> INSTRUCTIONS FOR THE TASK: Here are some records; quote them exactly, leaving out the pictures.

**** INPUT MATERIAL ****

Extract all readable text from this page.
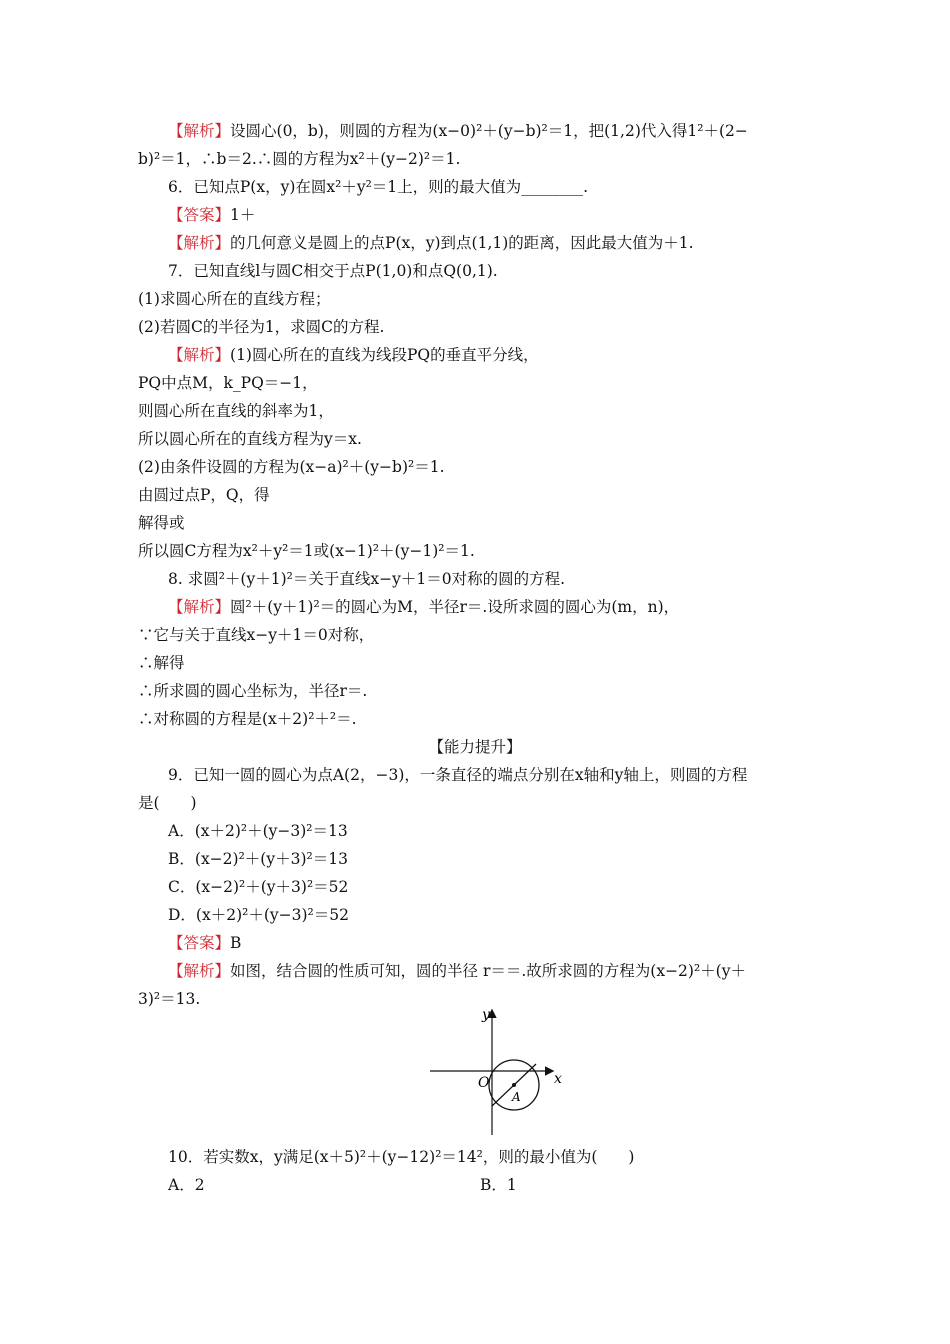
【解析】设圆心(0，b)，则圆的方程为(x−0)²＋(y−b)²＝1，把(1,2)代入得1²＋(2−
b)²＝1，∴b＝2.∴圆的方程为x²＋(y−2)²＝1.
6．已知点P(x，y)在圆x²＋y²＝1上，则的最大值为________.
【答案】1＋
【解析】的几何意义是圆上的点P(x，y)到点(1,1)的距离，因此最大值为＋1.
7．已知直线l与圆C相交于点P(1,0)和点Q(0,1).
(1)求圆心所在的直线方程；
(2)若圆C的半径为1，求圆C的方程.
【解析】(1)圆心所在的直线为线段PQ的垂直平分线，
PQ中点M，k_PQ＝−1，
则圆心所在直线的斜率为1，
所以圆心所在的直线方程为y＝x.
(2)由条件设圆的方程为(x−a)²＋(y−b)²＝1.
由圆过点P，Q，得
解得或
所以圆C方程为x²＋y²＝1或(x−1)²＋(y−1)²＝1.
8. 求圆²＋(y＋1)²＝关于直线x−y＋1＝0对称的圆的方程.
【解析】圆²＋(y＋1)²＝的圆心为M，半径r＝.设所求圆的圆心为(m，n)，
∵它与关于直线x−y＋1＝0对称，
∴解得
∴所求圆的圆心坐标为，半径r＝.
∴对称圆的方程是(x＋2)²＋²＝.
【能力提升】
9．已知一圆的圆心为点A(2，−3)，一条直径的端点分别在x轴和y轴上，则圆的方程
是(　　)
A．(x＋2)²＋(y−3)²＝13
B．(x−2)²＋(y＋3)²＝13
C．(x−2)²＋(y＋3)²＝52
D．(x＋2)²＋(y−3)²＝52
【答案】B
【解析】如图，结合圆的性质可知，圆的半径 r＝＝.故所求圆的方程为(x−2)²＋(y＋
3)²＝13.
x
y
O
A
10．若实数x，y满足(x＋5)²＋(y−12)²＝14²，则的最小值为(　　)
A．2	B．1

****

> OUTPUT FOR THIS EXERCISE:
Extract all readable text from this page.
【解析】设圆心(0，b)，则圆的方程为(x−0)²＋(y−b)²＝1，把(1,2)代入得1²＋(2−
b)²＝1，∴b＝2.∴圆的方程为x²＋(y−2)²＝1.
6．已知点P(x，y)在圆x²＋y²＝1上，则的最大值为________.
【答案】1＋
【解析】的几何意义是圆上的点P(x，y)到点(1,1)的距离，因此最大值为＋1.
7．已知直线l与圆C相交于点P(1,0)和点Q(0,1).
(1)求圆心所在的直线方程；
(2)若圆C的半径为1，求圆C的方程.
【解析】(1)圆心所在的直线为线段PQ的垂直平分线，
PQ中点M，k_PQ＝−1，
则圆心所在直线的斜率为1，
所以圆心所在的直线方程为y＝x.
(2)由条件设圆的方程为(x−a)²＋(y−b)²＝1.
由圆过点P，Q，得
解得或
所以圆C方程为x²＋y²＝1或(x−1)²＋(y−1)²＝1.
8. 求圆²＋(y＋1)²＝关于直线x−y＋1＝0对称的圆的方程.
【解析】圆²＋(y＋1)²＝的圆心为M，半径r＝.设所求圆的圆心为(m，n)，
∵它与关于直线x−y＋1＝0对称，
∴解得
∴所求圆的圆心坐标为，半径r＝.
∴对称圆的方程是(x＋2)²＋²＝.
【能力提升】
9．已知一圆的圆心为点A(2，−3)，一条直径的端点分别在x轴和y轴上，则圆的方程
是(　　)
A．(x＋2)²＋(y−3)²＝13
B．(x−2)²＋(y＋3)²＝13
C．(x−2)²＋(y＋3)²＝52
D．(x＋2)²＋(y−3)²＝52
【答案】B
【解析】如图，结合圆的性质可知，圆的半径 r＝＝.故所求圆的方程为(x−2)²＋(y＋
3)²＝13.
x
y
O
A
10．若实数x，y满足(x＋5)²＋(y−12)²＝14²，则的最小值为(　　)
A．2	B．1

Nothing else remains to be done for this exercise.